## Begin Data provided

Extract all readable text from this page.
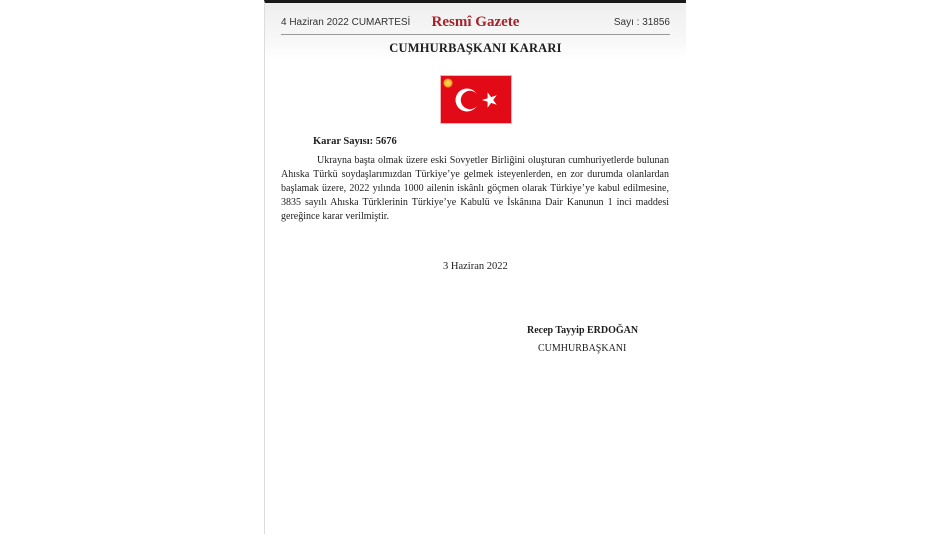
4 Haziran 2022 CUMARTESİ	Resmî Gazete	Sayı : 31856
CUMHURBAŞKANI KARARI
Karar Sayısı: 5676

Ukrayna başta olmak üzere eski Sovyetler Birliğini oluşturan cumhuriyetlerde bulunan Ahıska Türkü soydaşlarımızdan Türkiye’ye gelmek isteyenlerden, en zor durumda olanlardan başlamak üzere, 2022 yılında 1000 ailenin iskânlı göçmen olarak Türkiye’ye kabul edilmesine, 3835 sayılı Ahıska Türklerinin Türkiye’ye Kabulü ve İskânına Dair Kanunun 1 inci maddesi gereğince karar verilmiştir.

3 Haziran 2022
Recep Tayyip ERDOĞAN
CUMHURBAŞKANI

## End Data provided

List every line above containing the word "Haziran".

4 Haziran 2022 CUMARTESİ	Resmî Gazete	Sayı : 31856
3 Haziran 2022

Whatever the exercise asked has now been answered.